Directions for this task: Show each line that has the string "专业技能" in it.

(Recorded data)

+-------+

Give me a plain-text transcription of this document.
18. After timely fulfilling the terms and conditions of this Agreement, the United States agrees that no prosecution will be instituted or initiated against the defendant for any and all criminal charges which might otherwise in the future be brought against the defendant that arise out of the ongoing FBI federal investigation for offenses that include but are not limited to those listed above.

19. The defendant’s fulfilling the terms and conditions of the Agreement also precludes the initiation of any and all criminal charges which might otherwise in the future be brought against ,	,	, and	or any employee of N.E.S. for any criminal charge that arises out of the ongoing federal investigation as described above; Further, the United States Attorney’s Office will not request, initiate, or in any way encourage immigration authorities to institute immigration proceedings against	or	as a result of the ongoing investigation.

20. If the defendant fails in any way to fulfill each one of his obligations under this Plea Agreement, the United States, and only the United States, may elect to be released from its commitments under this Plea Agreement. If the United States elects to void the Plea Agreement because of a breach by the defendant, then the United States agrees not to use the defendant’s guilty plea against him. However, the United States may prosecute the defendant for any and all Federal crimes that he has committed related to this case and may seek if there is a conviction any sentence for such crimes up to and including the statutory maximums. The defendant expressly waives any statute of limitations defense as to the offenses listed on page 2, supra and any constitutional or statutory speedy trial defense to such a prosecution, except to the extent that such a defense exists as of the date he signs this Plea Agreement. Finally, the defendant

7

+-------+

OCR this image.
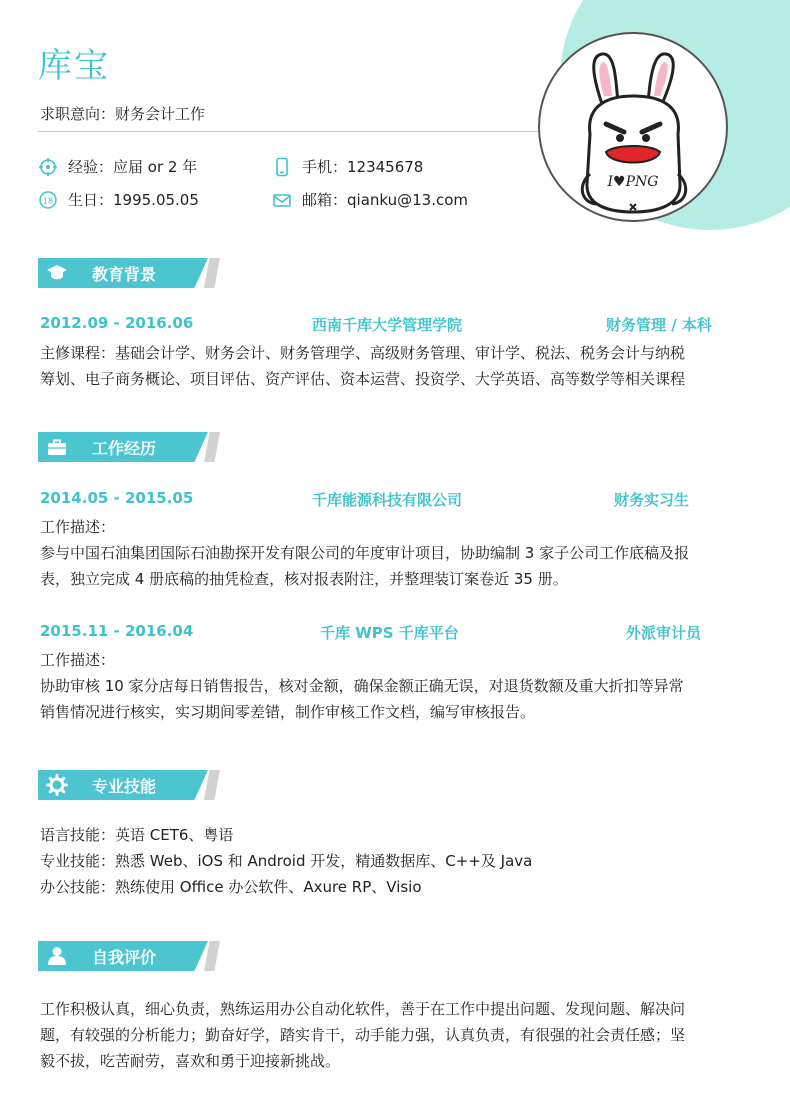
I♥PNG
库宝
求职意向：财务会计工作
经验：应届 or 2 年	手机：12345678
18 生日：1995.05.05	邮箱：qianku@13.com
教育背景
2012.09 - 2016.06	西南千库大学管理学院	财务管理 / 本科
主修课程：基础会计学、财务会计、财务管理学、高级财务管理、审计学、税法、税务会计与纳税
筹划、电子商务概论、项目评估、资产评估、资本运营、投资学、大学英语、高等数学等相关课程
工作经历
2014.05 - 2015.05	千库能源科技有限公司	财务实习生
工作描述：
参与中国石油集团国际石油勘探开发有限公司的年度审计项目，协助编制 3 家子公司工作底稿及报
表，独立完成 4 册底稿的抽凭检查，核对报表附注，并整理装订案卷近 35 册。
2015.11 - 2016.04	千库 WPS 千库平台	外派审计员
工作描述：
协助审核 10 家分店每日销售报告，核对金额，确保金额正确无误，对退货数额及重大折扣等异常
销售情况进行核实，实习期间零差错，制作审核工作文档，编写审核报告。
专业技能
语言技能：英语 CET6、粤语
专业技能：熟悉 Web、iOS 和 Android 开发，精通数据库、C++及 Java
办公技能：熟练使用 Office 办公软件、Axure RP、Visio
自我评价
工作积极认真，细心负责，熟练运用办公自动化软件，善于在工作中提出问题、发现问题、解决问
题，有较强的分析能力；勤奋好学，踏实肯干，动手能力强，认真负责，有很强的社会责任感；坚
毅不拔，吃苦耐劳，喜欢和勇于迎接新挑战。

+-------+

Exercise answer:
专业技能
专业技能：熟悉 Web、iOS 和 Android 开发，精通数据库、C++及 Java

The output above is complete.